• Your objective
Please copy the data below word for word, from its very first line through the line containing "table-header-row: Date Region", with both of those lines included.

Coordinate annotation records:
★ ★ ★ ★ ★ ★ ★

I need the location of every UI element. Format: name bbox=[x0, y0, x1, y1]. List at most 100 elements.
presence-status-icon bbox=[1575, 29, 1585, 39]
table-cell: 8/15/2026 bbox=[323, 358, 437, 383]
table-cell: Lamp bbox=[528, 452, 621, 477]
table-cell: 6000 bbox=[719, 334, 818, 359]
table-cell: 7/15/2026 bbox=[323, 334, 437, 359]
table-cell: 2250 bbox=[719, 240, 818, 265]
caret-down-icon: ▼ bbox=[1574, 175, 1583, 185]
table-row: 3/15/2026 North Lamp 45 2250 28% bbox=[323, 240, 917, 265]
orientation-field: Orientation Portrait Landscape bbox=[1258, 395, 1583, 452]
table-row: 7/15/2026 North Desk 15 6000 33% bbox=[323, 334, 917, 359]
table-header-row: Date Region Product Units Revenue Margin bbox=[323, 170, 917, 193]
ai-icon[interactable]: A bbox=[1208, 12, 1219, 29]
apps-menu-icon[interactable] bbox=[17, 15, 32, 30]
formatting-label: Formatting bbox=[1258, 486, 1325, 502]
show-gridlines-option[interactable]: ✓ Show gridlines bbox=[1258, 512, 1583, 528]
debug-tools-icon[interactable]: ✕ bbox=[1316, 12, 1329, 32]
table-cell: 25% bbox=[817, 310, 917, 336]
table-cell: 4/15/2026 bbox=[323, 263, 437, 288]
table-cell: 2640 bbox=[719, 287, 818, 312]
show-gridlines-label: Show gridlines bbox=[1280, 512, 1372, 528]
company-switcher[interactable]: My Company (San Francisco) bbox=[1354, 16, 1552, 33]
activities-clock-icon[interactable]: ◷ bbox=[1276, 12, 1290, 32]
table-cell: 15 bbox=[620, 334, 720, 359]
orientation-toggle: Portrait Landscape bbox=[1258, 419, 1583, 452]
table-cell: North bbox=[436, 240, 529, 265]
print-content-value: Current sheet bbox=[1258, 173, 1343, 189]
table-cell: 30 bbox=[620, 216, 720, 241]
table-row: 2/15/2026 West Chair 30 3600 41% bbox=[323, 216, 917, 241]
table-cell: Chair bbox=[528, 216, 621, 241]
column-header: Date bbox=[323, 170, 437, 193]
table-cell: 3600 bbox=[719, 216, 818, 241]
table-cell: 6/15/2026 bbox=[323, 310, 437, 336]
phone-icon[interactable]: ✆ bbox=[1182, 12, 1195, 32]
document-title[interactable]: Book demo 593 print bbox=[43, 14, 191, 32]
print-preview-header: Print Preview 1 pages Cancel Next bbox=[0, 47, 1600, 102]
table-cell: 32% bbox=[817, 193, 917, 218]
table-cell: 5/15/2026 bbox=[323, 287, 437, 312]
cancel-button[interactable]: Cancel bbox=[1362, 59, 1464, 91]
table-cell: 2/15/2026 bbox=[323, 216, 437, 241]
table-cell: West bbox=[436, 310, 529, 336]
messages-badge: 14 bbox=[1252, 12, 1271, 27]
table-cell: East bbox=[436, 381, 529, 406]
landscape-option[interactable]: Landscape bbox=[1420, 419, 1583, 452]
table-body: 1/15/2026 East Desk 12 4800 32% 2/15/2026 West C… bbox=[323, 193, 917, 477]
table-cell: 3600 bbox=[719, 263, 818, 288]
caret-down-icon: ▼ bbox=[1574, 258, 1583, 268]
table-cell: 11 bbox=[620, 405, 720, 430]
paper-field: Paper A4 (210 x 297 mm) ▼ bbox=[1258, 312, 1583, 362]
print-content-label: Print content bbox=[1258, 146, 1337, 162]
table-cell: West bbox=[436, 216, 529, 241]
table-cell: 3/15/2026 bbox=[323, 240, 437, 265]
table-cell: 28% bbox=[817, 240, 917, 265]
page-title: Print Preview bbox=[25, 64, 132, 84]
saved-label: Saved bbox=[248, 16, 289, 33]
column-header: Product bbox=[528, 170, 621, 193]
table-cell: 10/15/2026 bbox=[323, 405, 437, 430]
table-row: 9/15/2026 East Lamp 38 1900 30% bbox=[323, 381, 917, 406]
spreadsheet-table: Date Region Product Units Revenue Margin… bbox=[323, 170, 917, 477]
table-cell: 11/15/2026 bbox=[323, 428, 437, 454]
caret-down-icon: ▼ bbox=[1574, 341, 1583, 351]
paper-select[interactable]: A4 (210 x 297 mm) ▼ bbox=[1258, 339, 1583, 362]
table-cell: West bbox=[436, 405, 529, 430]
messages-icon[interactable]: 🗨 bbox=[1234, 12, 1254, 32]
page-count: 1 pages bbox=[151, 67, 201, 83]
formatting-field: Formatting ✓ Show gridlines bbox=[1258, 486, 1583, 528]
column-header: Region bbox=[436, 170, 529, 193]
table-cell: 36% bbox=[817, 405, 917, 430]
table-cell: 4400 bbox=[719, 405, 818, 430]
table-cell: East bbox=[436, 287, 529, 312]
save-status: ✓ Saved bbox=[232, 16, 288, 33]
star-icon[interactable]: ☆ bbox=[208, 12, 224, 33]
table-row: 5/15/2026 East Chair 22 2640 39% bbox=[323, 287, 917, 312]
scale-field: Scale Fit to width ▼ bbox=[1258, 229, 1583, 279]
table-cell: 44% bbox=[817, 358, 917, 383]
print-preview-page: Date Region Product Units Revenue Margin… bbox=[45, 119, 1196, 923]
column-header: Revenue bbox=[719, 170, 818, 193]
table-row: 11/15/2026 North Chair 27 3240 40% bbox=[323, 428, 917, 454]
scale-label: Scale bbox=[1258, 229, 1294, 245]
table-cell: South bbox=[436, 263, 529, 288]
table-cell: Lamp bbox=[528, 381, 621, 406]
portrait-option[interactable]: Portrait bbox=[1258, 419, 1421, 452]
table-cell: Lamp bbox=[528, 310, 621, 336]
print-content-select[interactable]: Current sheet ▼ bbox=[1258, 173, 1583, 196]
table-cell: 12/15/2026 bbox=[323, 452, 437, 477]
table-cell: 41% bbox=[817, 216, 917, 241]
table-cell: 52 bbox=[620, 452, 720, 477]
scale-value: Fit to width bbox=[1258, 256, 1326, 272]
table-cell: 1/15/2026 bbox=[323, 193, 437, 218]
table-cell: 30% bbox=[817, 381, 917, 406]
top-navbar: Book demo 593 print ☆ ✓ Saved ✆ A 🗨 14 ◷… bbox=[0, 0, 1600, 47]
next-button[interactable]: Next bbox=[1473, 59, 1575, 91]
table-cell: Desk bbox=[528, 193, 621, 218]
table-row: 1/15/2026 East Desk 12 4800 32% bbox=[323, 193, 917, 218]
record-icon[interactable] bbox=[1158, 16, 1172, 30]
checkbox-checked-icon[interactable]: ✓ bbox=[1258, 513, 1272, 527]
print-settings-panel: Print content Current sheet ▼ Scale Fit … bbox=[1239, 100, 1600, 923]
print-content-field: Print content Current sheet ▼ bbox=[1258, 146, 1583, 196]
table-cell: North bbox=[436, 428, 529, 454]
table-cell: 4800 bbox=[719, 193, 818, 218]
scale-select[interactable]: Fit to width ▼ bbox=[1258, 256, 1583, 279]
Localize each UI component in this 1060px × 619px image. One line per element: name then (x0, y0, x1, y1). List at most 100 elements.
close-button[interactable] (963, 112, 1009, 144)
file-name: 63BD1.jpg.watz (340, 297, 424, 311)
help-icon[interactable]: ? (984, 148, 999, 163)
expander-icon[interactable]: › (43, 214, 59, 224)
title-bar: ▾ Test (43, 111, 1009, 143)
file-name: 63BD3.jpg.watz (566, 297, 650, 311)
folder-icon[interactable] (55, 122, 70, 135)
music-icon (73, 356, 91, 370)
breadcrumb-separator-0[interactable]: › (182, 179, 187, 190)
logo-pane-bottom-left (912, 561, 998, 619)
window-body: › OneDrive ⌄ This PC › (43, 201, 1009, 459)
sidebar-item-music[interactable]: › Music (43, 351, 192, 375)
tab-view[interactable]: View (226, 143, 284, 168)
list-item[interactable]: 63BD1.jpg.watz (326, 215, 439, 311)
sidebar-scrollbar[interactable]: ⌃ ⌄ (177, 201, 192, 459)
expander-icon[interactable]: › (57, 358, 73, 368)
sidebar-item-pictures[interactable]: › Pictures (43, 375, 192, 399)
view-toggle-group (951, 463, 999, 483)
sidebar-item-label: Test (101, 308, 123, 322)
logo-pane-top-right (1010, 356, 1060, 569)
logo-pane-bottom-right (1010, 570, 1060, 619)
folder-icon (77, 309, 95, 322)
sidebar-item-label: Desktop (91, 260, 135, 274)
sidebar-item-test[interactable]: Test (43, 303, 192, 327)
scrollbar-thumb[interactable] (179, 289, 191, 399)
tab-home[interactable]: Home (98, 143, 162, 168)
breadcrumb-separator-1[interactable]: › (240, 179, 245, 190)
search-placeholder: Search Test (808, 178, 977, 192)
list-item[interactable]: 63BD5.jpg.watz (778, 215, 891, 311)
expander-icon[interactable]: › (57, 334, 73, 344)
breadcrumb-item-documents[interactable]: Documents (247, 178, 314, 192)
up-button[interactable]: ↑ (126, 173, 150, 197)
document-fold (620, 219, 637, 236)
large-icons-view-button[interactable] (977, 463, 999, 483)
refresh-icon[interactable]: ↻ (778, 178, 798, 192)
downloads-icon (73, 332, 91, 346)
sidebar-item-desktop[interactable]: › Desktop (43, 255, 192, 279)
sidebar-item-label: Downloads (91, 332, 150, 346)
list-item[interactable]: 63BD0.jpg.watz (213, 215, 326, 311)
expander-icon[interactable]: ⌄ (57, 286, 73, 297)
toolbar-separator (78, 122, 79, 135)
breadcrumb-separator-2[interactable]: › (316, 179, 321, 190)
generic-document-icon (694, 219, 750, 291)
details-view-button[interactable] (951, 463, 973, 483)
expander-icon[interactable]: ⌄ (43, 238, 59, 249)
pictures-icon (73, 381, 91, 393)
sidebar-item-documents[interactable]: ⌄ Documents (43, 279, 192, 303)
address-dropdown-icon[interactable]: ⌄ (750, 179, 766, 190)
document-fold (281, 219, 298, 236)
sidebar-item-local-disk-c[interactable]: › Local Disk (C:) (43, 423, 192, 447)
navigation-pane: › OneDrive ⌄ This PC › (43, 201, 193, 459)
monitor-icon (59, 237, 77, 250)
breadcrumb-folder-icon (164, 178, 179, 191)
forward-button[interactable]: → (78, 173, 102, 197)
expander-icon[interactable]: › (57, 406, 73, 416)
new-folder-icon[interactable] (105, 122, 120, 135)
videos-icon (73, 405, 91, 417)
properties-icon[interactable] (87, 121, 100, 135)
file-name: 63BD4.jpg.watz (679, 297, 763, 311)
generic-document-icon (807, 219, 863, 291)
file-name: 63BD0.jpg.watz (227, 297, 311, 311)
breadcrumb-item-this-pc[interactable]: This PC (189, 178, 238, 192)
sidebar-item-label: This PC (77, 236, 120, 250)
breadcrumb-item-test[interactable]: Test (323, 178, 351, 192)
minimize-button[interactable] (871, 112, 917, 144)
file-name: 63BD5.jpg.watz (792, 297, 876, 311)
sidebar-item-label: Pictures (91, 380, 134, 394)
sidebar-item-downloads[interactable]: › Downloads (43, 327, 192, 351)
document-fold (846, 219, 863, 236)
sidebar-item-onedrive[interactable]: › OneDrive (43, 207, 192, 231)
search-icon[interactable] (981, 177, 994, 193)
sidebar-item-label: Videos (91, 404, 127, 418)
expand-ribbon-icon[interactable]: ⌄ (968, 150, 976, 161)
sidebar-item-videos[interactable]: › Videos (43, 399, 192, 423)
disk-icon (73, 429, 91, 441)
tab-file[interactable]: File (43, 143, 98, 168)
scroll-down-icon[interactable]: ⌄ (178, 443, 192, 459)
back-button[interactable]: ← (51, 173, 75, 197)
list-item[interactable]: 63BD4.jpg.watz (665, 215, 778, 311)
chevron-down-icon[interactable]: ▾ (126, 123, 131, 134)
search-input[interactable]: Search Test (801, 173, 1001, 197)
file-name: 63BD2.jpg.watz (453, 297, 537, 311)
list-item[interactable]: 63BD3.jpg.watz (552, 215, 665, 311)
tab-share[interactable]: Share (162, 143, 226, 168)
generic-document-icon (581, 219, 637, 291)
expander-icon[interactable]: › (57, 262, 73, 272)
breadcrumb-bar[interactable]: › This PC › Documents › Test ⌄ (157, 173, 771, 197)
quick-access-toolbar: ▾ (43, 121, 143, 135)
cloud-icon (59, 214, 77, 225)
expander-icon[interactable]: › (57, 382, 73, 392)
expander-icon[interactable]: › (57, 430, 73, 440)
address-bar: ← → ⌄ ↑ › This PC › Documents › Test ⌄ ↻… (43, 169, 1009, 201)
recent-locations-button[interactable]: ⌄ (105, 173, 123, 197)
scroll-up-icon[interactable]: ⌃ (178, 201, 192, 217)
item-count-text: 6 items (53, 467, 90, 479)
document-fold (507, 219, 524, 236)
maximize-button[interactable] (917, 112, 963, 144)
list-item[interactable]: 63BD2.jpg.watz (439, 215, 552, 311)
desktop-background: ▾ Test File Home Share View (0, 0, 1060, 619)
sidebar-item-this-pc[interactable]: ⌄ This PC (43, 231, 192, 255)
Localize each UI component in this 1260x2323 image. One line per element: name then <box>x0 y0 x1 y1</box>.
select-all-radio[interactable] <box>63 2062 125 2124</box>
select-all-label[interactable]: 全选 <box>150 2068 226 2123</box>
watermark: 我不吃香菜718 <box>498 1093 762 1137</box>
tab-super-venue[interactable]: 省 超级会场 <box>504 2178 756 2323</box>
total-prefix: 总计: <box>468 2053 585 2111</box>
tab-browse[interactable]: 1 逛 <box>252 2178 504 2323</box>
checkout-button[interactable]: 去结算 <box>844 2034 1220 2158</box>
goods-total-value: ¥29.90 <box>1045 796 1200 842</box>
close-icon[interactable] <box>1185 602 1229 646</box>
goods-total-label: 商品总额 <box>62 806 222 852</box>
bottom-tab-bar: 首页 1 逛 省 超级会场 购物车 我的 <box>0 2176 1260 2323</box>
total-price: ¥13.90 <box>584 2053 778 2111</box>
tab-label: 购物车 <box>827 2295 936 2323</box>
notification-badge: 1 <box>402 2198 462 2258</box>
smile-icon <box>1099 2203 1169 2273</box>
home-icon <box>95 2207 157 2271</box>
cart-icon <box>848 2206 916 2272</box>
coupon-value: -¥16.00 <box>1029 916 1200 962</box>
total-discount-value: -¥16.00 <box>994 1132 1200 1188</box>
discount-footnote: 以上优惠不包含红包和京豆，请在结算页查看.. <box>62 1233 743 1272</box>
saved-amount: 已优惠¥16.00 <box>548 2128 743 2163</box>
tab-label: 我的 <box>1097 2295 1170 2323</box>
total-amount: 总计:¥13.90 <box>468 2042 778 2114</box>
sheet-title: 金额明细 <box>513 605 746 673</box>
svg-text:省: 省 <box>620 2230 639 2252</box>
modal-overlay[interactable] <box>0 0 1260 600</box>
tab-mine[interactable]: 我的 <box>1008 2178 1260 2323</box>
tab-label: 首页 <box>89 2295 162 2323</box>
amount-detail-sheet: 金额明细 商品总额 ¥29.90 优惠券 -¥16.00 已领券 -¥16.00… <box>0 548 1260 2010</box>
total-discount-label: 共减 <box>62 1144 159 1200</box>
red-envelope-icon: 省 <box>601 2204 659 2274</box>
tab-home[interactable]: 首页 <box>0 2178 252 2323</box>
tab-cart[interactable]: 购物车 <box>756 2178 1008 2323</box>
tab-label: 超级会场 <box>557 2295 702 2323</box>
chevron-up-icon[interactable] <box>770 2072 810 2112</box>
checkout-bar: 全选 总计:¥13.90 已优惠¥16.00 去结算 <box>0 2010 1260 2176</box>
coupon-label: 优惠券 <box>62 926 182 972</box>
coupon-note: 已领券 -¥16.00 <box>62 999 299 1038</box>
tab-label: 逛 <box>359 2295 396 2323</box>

★ ★ ★ ★ ★ ★ ★

• Finished task
I need the location of every UI element. Format: name bbox=[x0, y0, x1, y1]. List at most 100 elements.
presence-status-icon bbox=[1575, 29, 1585, 39]
table-cell: 8/15/2026 bbox=[323, 358, 437, 383]
table-cell: Lamp bbox=[528, 452, 621, 477]
table-cell: 6000 bbox=[719, 334, 818, 359]
table-cell: 7/15/2026 bbox=[323, 334, 437, 359]
table-cell: 2250 bbox=[719, 240, 818, 265]
caret-down-icon: ▼ bbox=[1574, 175, 1583, 185]
table-row: 3/15/2026 North Lamp 45 2250 28% bbox=[323, 240, 917, 265]
orientation-field: Orientation Portrait Landscape bbox=[1258, 395, 1583, 452]
table-row: 7/15/2026 North Desk 15 6000 33% bbox=[323, 334, 917, 359]
table-header-row: Date Region Product Units Revenue Margin bbox=[323, 170, 917, 193]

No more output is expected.